» **EXERCISE PROMPT**
Wherever the string "Thousand" occurs in a line of these records, report that line.

» **DATA SUPPLIED**
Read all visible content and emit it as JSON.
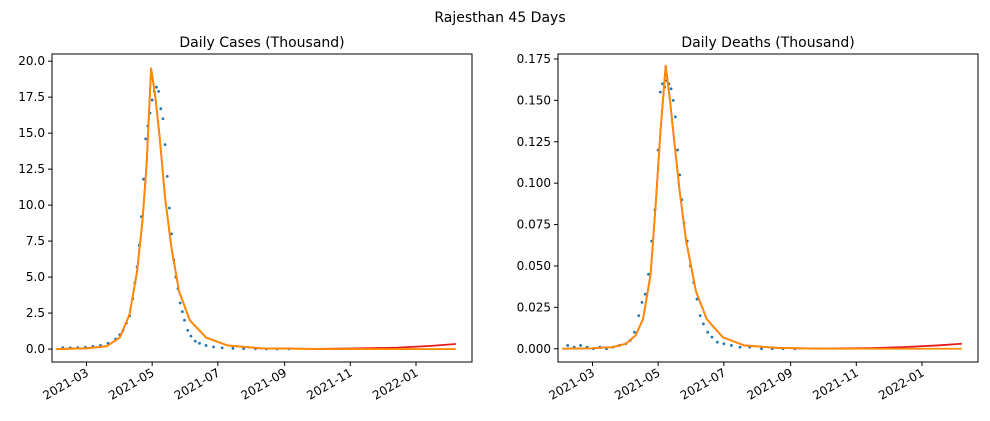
{
  "figure": {
    "suptitle": "Rajesthan 45 Days"
  },
  "colors": {
    "observed": "#1f77b4",
    "fit_red": "#e41a1c",
    "fit_orange": "#ff8c00",
    "axis": "#000000"
  },
  "chart_data": [
    {
      "type": "scatter",
      "title": "Daily Cases (Thousand)",
      "xlabel": "",
      "ylabel": "",
      "x_ticks": [
        "2021-03",
        "2021-05",
        "2021-07",
        "2021-09",
        "2021-11",
        "2022-01"
      ],
      "x_range": [
        "2021-01-28",
        "2022-02-22"
      ],
      "y_ticks": [
        "0.0",
        "2.5",
        "5.0",
        "7.5",
        "10.0",
        "12.5",
        "15.0",
        "17.5",
        "20.0"
      ],
      "ylim": [
        -0.9,
        20.5
      ],
      "grid": false,
      "fit_peak": {
        "date": "2021-04-30",
        "value": 19.5
      },
      "series": [
        {
          "kind": "points",
          "color": "#1f77b4",
          "x": [
            "2021-02-07",
            "2021-02-14",
            "2021-02-21",
            "2021-02-28",
            "2021-03-07",
            "2021-03-14",
            "2021-03-21",
            "2021-03-28",
            "2021-04-01",
            "2021-04-04",
            "2021-04-07",
            "2021-04-10",
            "2021-04-13",
            "2021-04-15",
            "2021-04-17",
            "2021-04-19",
            "2021-04-21",
            "2021-04-23",
            "2021-04-25",
            "2021-04-27",
            "2021-04-29",
            "2021-05-01",
            "2021-05-03",
            "2021-05-05",
            "2021-05-07",
            "2021-05-09",
            "2021-05-11",
            "2021-05-13",
            "2021-05-15",
            "2021-05-17",
            "2021-05-19",
            "2021-05-21",
            "2021-05-23",
            "2021-05-25",
            "2021-05-27",
            "2021-05-29",
            "2021-05-31",
            "2021-06-03",
            "2021-06-06",
            "2021-06-10",
            "2021-06-14",
            "2021-06-20",
            "2021-06-27",
            "2021-07-05",
            "2021-07-15",
            "2021-07-25",
            "2021-08-05",
            "2021-08-15",
            "2021-08-25",
            "2021-09-05"
          ],
          "y": [
            0.1,
            0.08,
            0.1,
            0.12,
            0.18,
            0.25,
            0.4,
            0.7,
            1.0,
            1.3,
            1.8,
            2.3,
            3.5,
            4.6,
            5.7,
            7.2,
            9.2,
            11.8,
            14.6,
            15.5,
            16.4,
            17.3,
            17.9,
            18.2,
            17.9,
            16.7,
            16.0,
            14.2,
            12.0,
            9.8,
            8.0,
            6.2,
            5.0,
            4.2,
            3.2,
            2.6,
            2.0,
            1.3,
            0.9,
            0.55,
            0.4,
            0.25,
            0.15,
            0.08,
            0.05,
            0.02,
            0.02,
            0.01,
            0.01,
            0.01
          ]
        },
        {
          "kind": "curve",
          "name": "",
          "color": "#e41a1c",
          "x": [
            "2021-02-01",
            "2021-03-01",
            "2021-03-20",
            "2021-04-01",
            "2021-04-10",
            "2021-04-17",
            "2021-04-22",
            "2021-04-26",
            "2021-04-30",
            "2021-05-04",
            "2021-05-08",
            "2021-05-13",
            "2021-05-19",
            "2021-05-26",
            "2021-06-05",
            "2021-06-20",
            "2021-07-10",
            "2021-08-10",
            "2021-10-01",
            "2021-11-15",
            "2021-12-15",
            "2022-01-15",
            "2022-02-07"
          ],
          "y": [
            0.0,
            0.05,
            0.2,
            0.8,
            2.4,
            5.4,
            8.9,
            13.0,
            19.5,
            17.5,
            14.7,
            10.5,
            7.0,
            4.0,
            2.0,
            0.8,
            0.25,
            0.05,
            0.01,
            0.05,
            0.1,
            0.22,
            0.35
          ]
        },
        {
          "kind": "curve",
          "name": "",
          "color": "#ff8c00",
          "x": [
            "2021-02-01",
            "2021-03-01",
            "2021-03-20",
            "2021-04-01",
            "2021-04-10",
            "2021-04-17",
            "2021-04-22",
            "2021-04-26",
            "2021-04-30",
            "2021-05-04",
            "2021-05-08",
            "2021-05-13",
            "2021-05-19",
            "2021-05-26",
            "2021-06-05",
            "2021-06-20",
            "2021-07-10",
            "2021-08-10",
            "2021-10-01",
            "2021-11-15",
            "2021-12-15",
            "2022-01-15",
            "2022-02-07"
          ],
          "y": [
            0.0,
            0.05,
            0.2,
            0.8,
            2.4,
            5.4,
            8.9,
            13.0,
            19.5,
            17.5,
            14.7,
            10.5,
            7.0,
            4.0,
            2.0,
            0.8,
            0.25,
            0.05,
            0.0,
            0.0,
            0.0,
            0.0,
            0.0
          ]
        }
      ]
    },
    {
      "type": "scatter",
      "title": "Daily Deaths (Thousand)",
      "xlabel": "",
      "ylabel": "",
      "x_ticks": [
        "2021-03",
        "2021-05",
        "2021-07",
        "2021-09",
        "2021-11",
        "2022-01"
      ],
      "x_range": [
        "2021-01-28",
        "2022-02-22"
      ],
      "y_ticks": [
        "0.000",
        "0.025",
        "0.050",
        "0.075",
        "0.100",
        "0.125",
        "0.150",
        "0.175"
      ],
      "ylim": [
        -0.008,
        0.178
      ],
      "grid": false,
      "fit_peak": {
        "date": "2021-05-08",
        "value": 0.171
      },
      "series": [
        {
          "kind": "points",
          "color": "#1f77b4",
          "x": [
            "2021-02-06",
            "2021-02-12",
            "2021-02-18",
            "2021-02-24",
            "2021-03-02",
            "2021-03-08",
            "2021-03-14",
            "2021-03-20",
            "2021-03-26",
            "2021-04-01",
            "2021-04-05",
            "2021-04-09",
            "2021-04-13",
            "2021-04-16",
            "2021-04-19",
            "2021-04-22",
            "2021-04-25",
            "2021-04-28",
            "2021-05-01",
            "2021-05-03",
            "2021-05-05",
            "2021-05-07",
            "2021-05-09",
            "2021-05-11",
            "2021-05-13",
            "2021-05-15",
            "2021-05-17",
            "2021-05-19",
            "2021-05-21",
            "2021-05-23",
            "2021-05-25",
            "2021-05-28",
            "2021-05-31",
            "2021-06-03",
            "2021-06-06",
            "2021-06-09",
            "2021-06-12",
            "2021-06-16",
            "2021-06-20",
            "2021-06-25",
            "2021-07-01",
            "2021-07-08",
            "2021-07-16",
            "2021-07-25",
            "2021-08-05",
            "2021-08-15",
            "2021-08-25",
            "2021-09-05"
          ],
          "y": [
            0.002,
            0.001,
            0.002,
            0.001,
            0.0,
            0.001,
            0.0,
            0.001,
            0.002,
            0.003,
            0.005,
            0.01,
            0.02,
            0.028,
            0.033,
            0.045,
            0.065,
            0.084,
            0.12,
            0.155,
            0.16,
            0.158,
            0.162,
            0.16,
            0.157,
            0.15,
            0.14,
            0.12,
            0.105,
            0.09,
            0.076,
            0.065,
            0.05,
            0.04,
            0.03,
            0.02,
            0.015,
            0.01,
            0.007,
            0.004,
            0.003,
            0.002,
            0.001,
            0.001,
            0.0,
            0.0,
            0.0,
            0.0
          ]
        },
        {
          "kind": "curve",
          "name": "",
          "color": "#e41a1c",
          "x": [
            "2021-02-01",
            "2021-03-01",
            "2021-03-20",
            "2021-04-01",
            "2021-04-10",
            "2021-04-17",
            "2021-04-24",
            "2021-04-29",
            "2021-05-03",
            "2021-05-08",
            "2021-05-12",
            "2021-05-16",
            "2021-05-21",
            "2021-05-27",
            "2021-06-05",
            "2021-06-15",
            "2021-06-30",
            "2021-07-20",
            "2021-08-20",
            "2021-10-01",
            "2021-11-15",
            "2021-12-15",
            "2022-01-15",
            "2022-02-07"
          ],
          "y": [
            0.0,
            0.0003,
            0.001,
            0.003,
            0.008,
            0.018,
            0.045,
            0.09,
            0.13,
            0.171,
            0.15,
            0.125,
            0.095,
            0.065,
            0.035,
            0.018,
            0.007,
            0.002,
            0.0005,
            0.0001,
            0.0004,
            0.001,
            0.002,
            0.003
          ]
        },
        {
          "kind": "curve",
          "name": "",
          "color": "#ff8c00",
          "x": [
            "2021-02-01",
            "2021-03-01",
            "2021-03-20",
            "2021-04-01",
            "2021-04-10",
            "2021-04-17",
            "2021-04-24",
            "2021-04-29",
            "2021-05-03",
            "2021-05-08",
            "2021-05-12",
            "2021-05-16",
            "2021-05-21",
            "2021-05-27",
            "2021-06-05",
            "2021-06-15",
            "2021-06-30",
            "2021-07-20",
            "2021-08-20",
            "2021-10-01",
            "2021-11-15",
            "2021-12-15",
            "2022-01-15",
            "2022-02-07"
          ],
          "y": [
            0.0,
            0.0003,
            0.001,
            0.003,
            0.008,
            0.018,
            0.045,
            0.09,
            0.13,
            0.171,
            0.15,
            0.125,
            0.095,
            0.065,
            0.035,
            0.018,
            0.007,
            0.002,
            0.0005,
            0.0,
            0.0,
            0.0,
            0.0,
            0.0
          ]
        }
      ]
    }
  ]
}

» **COMPLETE OUTPUT**
      "title": "Daily Cases (Thousand)",
      "title": "Daily Deaths (Thousand)",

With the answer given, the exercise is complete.